The records below must be output exactly, without pictures.
◆ ◆ ◆ ◆ ◆
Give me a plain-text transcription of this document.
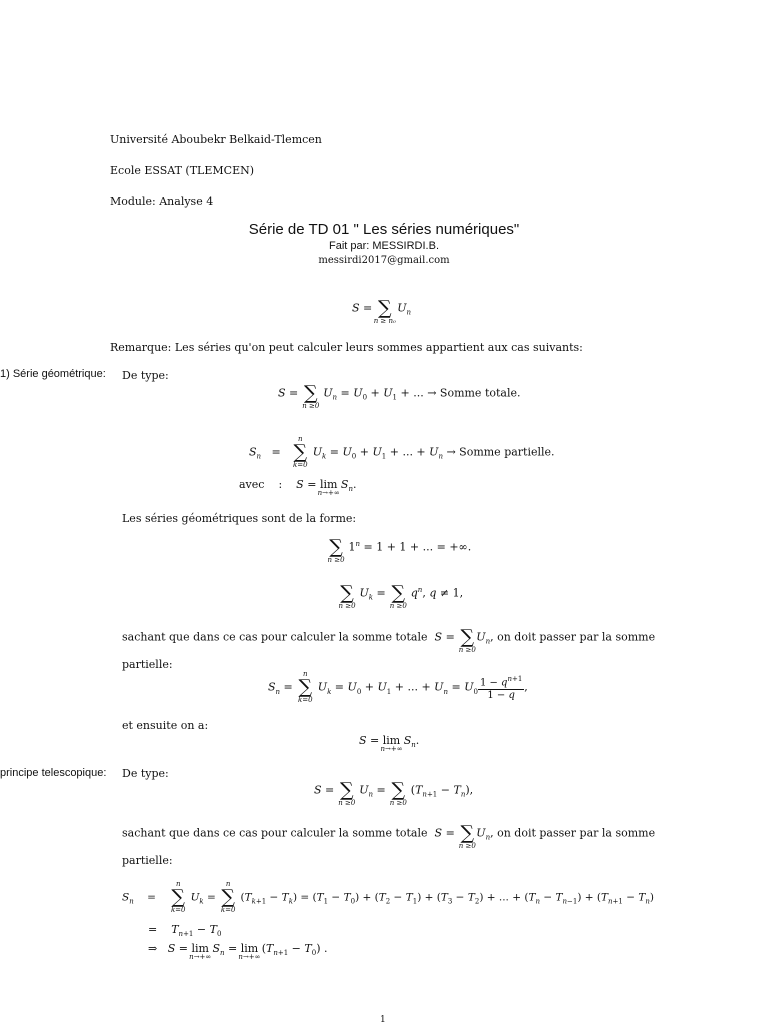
Université Aboubekr Belkaid-Tlemcen
Ecole ESSAT (TLEMCEN)
Module: Analyse 4
Série de TD 01 " Les séries numériques"
Fait par: MESSIRDI.B.
messirdi2017@gmail.com
S = ∑
n ≥ n₀
$U_n$
Remarque: Les séries qu'on peut calculer leurs sommes appartient aux cas suivants:
1) Série géométrique: De type:
S = ∑
n ≥0
$U_n = U_0 + U_1$ + ... → Somme totale.
$S_n$   =
n
∑
k=0
$U_k = U_0 + U_1$ + ... + $U_n$ → Somme partielle.
avec : S = lim
n→+∞
$S_n$.
Les séries géométriques sont de la forme:
∑
n ≥0
$1^n = 1 + 1$ + ... = +∞.
∑
n ≥0
$U_k$ = ∑
n ≥0
$q^n$, q ≠ 1,
sachant que dans ce cas pour calculer la somme totale S = ∑
n ≥0
$U_n$, on doit passer par la somme
partielle:
$S_n$ =
n
∑
k=0
$U_k = U_0 + U_1$ + ... + $U_n = U_0 \frac{1 - q^{n+1}}{1 - q}$ ,
et ensuite on a:
S = lim
n→+∞
$S_n$.
principe telescopique: De type:
S = ∑
n ≥0
$U_n$ = ∑
n ≥0
$(T_{n+1} - T_n)$,
sachant que dans ce cas pour calculer la somme totale S = ∑
n ≥0
$U_n$, on doit passer par la somme
partielle:
$S_n$    =
n
∑
k=0
$U_k$ =
n
∑
k=0
$(T_{k+1} - T_k) = (T_1 - T_0) + (T_2 - T_1) + (T_3 - T_2)$ + ... + $(T_n - T_{n-1}) + (T_{n+1} - T_n)$
=    $T_{n+1} - T_0$
⇒   S = lim
n→+∞
$S_n = \lim$
n→+∞
$(T_{n+1} - T_0)$ .
1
◆ ◆ ◆ ◆ ◆
__Result for this exercise__.
Give me a plain-text transcription of this document.
Université Aboubekr Belkaid-Tlemcen
Ecole ESSAT (TLEMCEN)
Module: Analyse 4
Série de TD 01 " Les séries numériques"
Fait par: MESSIRDI.B.
messirdi2017@gmail.com
S = ∑
n ≥ n₀
$U_n$
Remarque: Les séries qu'on peut calculer leurs sommes appartient aux cas suivants:
1) Série géométrique: De type:
S = ∑
n ≥0
$U_n = U_0 + U_1$ + ... → Somme totale.
$S_n$   =
n
∑
k=0
$U_k = U_0 + U_1$ + ... + $U_n$ → Somme partielle.
avec : S = lim
n→+∞
$S_n$.
Les séries géométriques sont de la forme:
∑
n ≥0
$1^n = 1 + 1$ + ... = +∞.
∑
n ≥0
$U_k$ = ∑
n ≥0
$q^n$, q ≠ 1,
sachant que dans ce cas pour calculer la somme totale S = ∑
n ≥0
$U_n$, on doit passer par la somme
partielle:
$S_n$ =
n
∑
k=0
$U_k = U_0 + U_1$ + ... + $U_n = U_0 \frac{1 - q^{n+1}}{1 - q}$ ,
et ensuite on a:
S = lim
n→+∞
$S_n$.
principe telescopique: De type:
S = ∑
n ≥0
$U_n$ = ∑
n ≥0
$(T_{n+1} - T_n)$,
sachant que dans ce cas pour calculer la somme totale S = ∑
n ≥0
$U_n$, on doit passer par la somme
partielle:
$S_n$    =
n
∑
k=0
$U_k$ =
n
∑
k=0
$(T_{k+1} - T_k) = (T_1 - T_0) + (T_2 - T_1) + (T_3 - T_2)$ + ... + $(T_n - T_{n-1}) + (T_{n+1} - T_n)$
=    $T_{n+1} - T_0$
⇒   S = lim
n→+∞
$S_n = \lim$
n→+∞
$(T_{n+1} - T_0)$ .
1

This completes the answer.